Records follow. Copy every line with "підручника".

**Provided records:**
◇ ◇ ◇ ◇ ◇
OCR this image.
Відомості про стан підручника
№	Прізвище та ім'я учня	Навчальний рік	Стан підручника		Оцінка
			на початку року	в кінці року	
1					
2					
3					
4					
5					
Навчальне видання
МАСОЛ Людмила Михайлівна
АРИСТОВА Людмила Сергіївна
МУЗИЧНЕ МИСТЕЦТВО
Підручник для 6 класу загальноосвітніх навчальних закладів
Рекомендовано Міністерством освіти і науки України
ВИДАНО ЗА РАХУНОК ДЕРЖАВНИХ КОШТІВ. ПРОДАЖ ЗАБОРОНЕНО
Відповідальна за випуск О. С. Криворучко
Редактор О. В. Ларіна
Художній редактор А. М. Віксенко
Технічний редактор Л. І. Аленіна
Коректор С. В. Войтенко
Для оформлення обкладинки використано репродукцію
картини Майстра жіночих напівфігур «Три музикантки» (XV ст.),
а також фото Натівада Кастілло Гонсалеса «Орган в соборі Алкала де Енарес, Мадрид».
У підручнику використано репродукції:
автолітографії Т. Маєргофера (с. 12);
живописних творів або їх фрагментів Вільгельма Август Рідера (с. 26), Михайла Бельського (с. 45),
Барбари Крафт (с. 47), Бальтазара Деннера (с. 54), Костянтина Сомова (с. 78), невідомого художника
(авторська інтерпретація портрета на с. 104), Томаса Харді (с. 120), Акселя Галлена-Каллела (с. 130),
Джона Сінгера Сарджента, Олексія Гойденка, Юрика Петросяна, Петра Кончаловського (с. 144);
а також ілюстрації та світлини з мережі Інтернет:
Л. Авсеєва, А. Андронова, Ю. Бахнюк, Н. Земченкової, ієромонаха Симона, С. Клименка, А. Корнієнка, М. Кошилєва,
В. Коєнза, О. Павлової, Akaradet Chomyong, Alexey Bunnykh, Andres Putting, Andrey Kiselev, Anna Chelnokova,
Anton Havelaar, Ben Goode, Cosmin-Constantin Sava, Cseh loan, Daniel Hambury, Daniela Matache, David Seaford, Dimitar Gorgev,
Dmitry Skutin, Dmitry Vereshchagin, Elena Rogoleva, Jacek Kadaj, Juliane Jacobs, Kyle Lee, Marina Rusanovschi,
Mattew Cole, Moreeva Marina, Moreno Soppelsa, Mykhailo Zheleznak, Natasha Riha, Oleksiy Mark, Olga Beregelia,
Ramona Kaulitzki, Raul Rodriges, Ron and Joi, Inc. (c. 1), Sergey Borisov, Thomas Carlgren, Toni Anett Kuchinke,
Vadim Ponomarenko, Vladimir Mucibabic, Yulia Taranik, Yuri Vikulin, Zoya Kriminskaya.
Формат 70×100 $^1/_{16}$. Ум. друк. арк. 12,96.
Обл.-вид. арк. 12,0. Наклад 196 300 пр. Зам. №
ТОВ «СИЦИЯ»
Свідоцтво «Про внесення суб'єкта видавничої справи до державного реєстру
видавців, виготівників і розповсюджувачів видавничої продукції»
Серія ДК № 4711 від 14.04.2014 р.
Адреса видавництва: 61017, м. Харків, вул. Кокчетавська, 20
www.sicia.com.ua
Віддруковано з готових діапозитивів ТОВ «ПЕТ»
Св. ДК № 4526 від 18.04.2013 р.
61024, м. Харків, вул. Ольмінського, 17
◇ ◇ ◇ ◇ ◇
**Answer in full:**
Відомості про стан підручника
№	Прізвище та ім'я учня	Навчальний рік	Стан підручника		Оцінка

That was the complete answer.